| Exercise instructions |
Answer with one number: how many lines have "alcuni".

| Records for this exercise |
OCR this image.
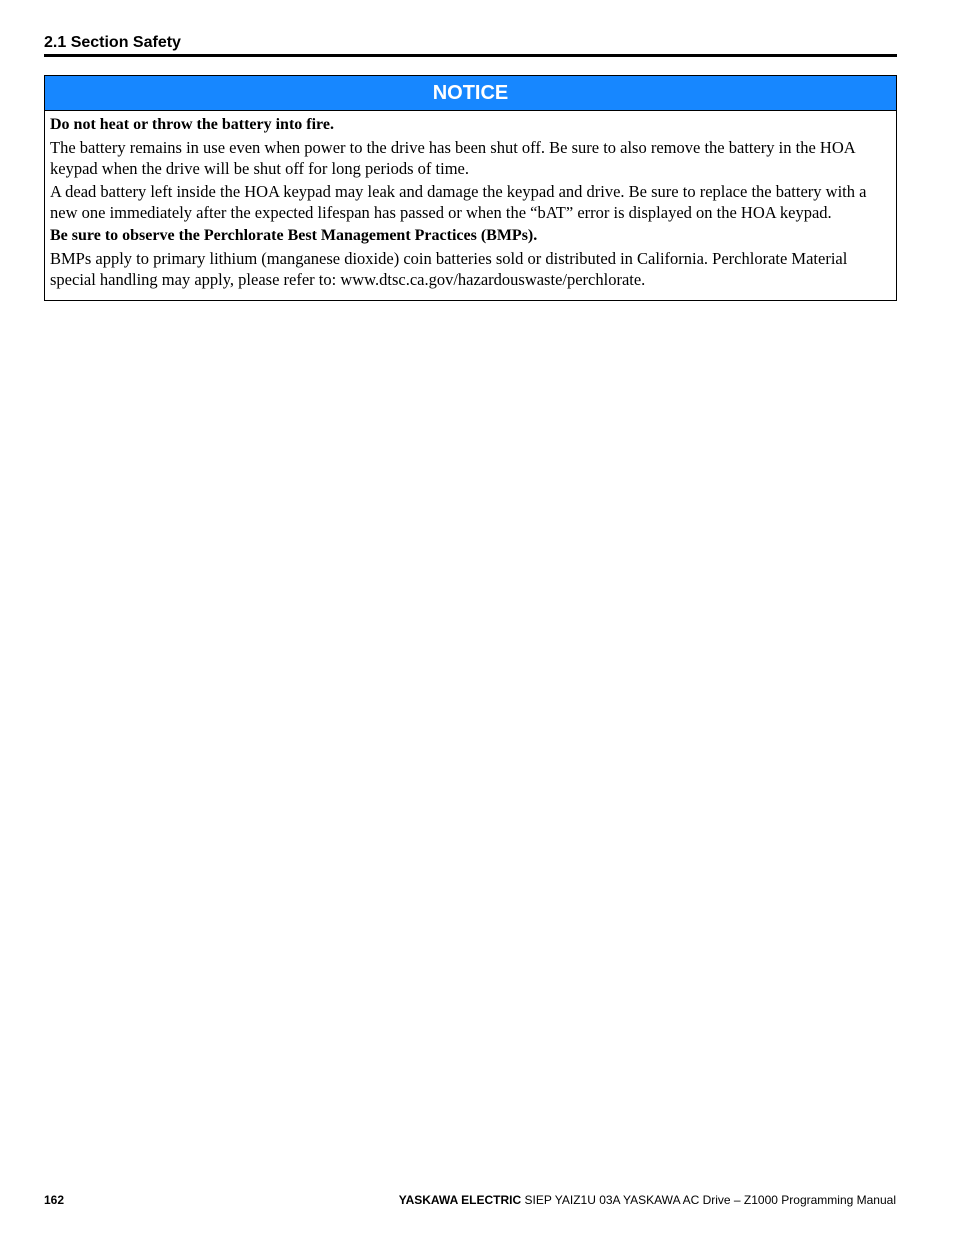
2.1 Section Safety
NOTICE

Do not heat or throw the battery into fire.

The battery remains in use even when power to the drive has been shut off. Be sure to also remove the battery in the HOA keypad when the drive will be shut off for long periods of time.

A dead battery left inside the HOA keypad may leak and damage the keypad and drive. Be sure to replace the battery with a new one immediately after the expected lifespan has passed or when the “bAT” error is displayed on the HOA keypad.

Be sure to observe the Perchlorate Best Management Practices (BMPs).

BMPs apply to primary lithium (manganese dioxide) coin batteries sold or distributed in California. Perchlorate Material special handling may apply, please refer to: www.dtsc.ca.gov/hazardouswaste/perchlorate.

162	YASKAWA ELECTRIC SIEP YAIZ1U 03A YASKAWA AC Drive – Z1000 Programming Manual
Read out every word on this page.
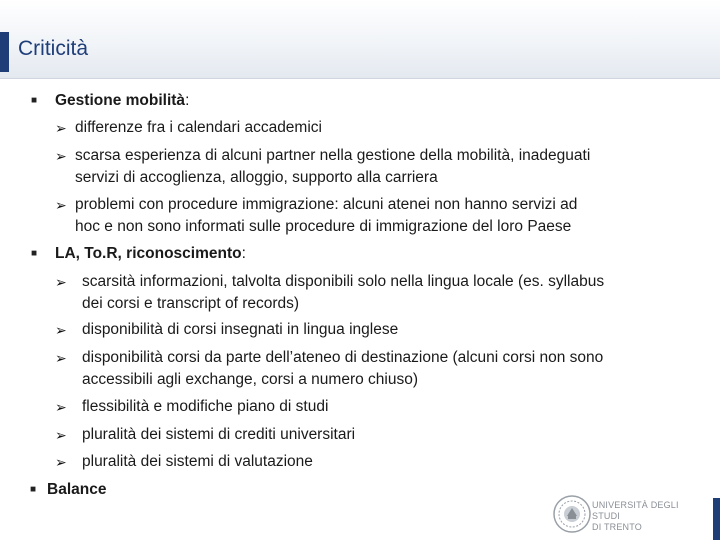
Criticità
■ Gestione mobilità:
➢ differenze fra i calendari accademici
➢ scarsa esperienza di alcuni partner nella gestione della mobilità, inadeguati
servizi di accoglienza, alloggio, supporto alla carriera
➢ problemi con procedure immigrazione: alcuni atenei non hanno servizi ad
hoc e non sono informati sulle procedure di immigrazione del loro Paese
■ LA, To.R, riconoscimento:
➢ scarsità informazioni, talvolta disponibili solo nella lingua locale (es. syllabus
dei corsi e transcript of records)
➢ disponibilità di corsi insegnati in lingua inglese
➢ disponibilità corsi da parte dell’ateneo di destinazione (alcuni corsi non sono
accessibili agli exchange, corsi a numero chiuso)
➢ flessibilità e modifiche piano di studi
➢ pluralità dei sistemi di crediti universitari
➢ pluralità dei sistemi di valutazione
■ Balance
UNIVERSITÀ DEGLI STUDI
DI TRENTO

| Task result |
3